_REQUEST_
Restate the data word for word and leave the images out.

_SOURCE DATA_
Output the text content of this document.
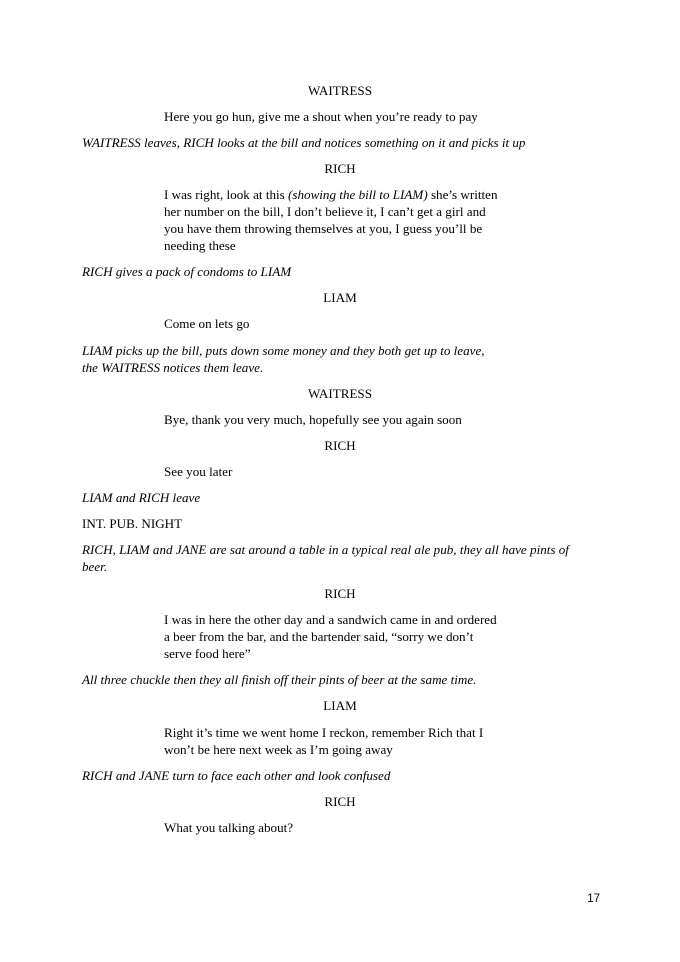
WAITRESS
Here you go hun, give me a shout when you’re ready to pay
WAITRESS leaves, RICH looks at the bill and notices something on it and picks it up
RICH
I was right, look at this (showing the bill to LIAM) she’s written
her number on the bill, I don’t believe it, I can’t get a girl and
you have them throwing themselves at you, I guess you’ll be
needing these
RICH gives a pack of condoms to LIAM
LIAM
Come on lets go
LIAM picks up the bill, puts down some money and they both get up to leave,
the WAITRESS notices them leave.
WAITRESS
Bye, thank you very much, hopefully see you again soon
RICH
See you later
LIAM and RICH leave
INT. PUB. NIGHT
RICH, LIAM and JANE are sat around a table in a typical real ale pub, they all have pints of
beer.
RICH
I was in here the other day and a sandwich came in and ordered
a beer from the bar, and the bartender said, “sorry we don’t
serve food here”
All three chuckle then they all finish off their pints of beer at the same time.
LIAM
Right it’s time we went home I reckon, remember Rich that I
won’t be here next week as I’m going away
RICH and JANE turn to face each other and look confused
RICH
What you talking about?
17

_WRITTEN ANSWER_
Output the text content of this document.
WAITRESS
Here you go hun, give me a shout when you’re ready to pay
WAITRESS leaves, RICH looks at the bill and notices something on it and picks it up
RICH
I was right, look at this (showing the bill to LIAM) she’s written
her number on the bill, I don’t believe it, I can’t get a girl and
you have them throwing themselves at you, I guess you’ll be
needing these
RICH gives a pack of condoms to LIAM
LIAM
Come on lets go
LIAM picks up the bill, puts down some money and they both get up to leave,
the WAITRESS notices them leave.
WAITRESS
Bye, thank you very much, hopefully see you again soon
RICH
See you later
LIAM and RICH leave
INT. PUB. NIGHT
RICH, LIAM and JANE are sat around a table in a typical real ale pub, they all have pints of
beer.
RICH
I was in here the other day and a sandwich came in and ordered
a beer from the bar, and the bartender said, “sorry we don’t
serve food here”
All three chuckle then they all finish off their pints of beer at the same time.
LIAM
Right it’s time we went home I reckon, remember Rich that I
won’t be here next week as I’m going away
RICH and JANE turn to face each other and look confused
RICH
What you talking about?
17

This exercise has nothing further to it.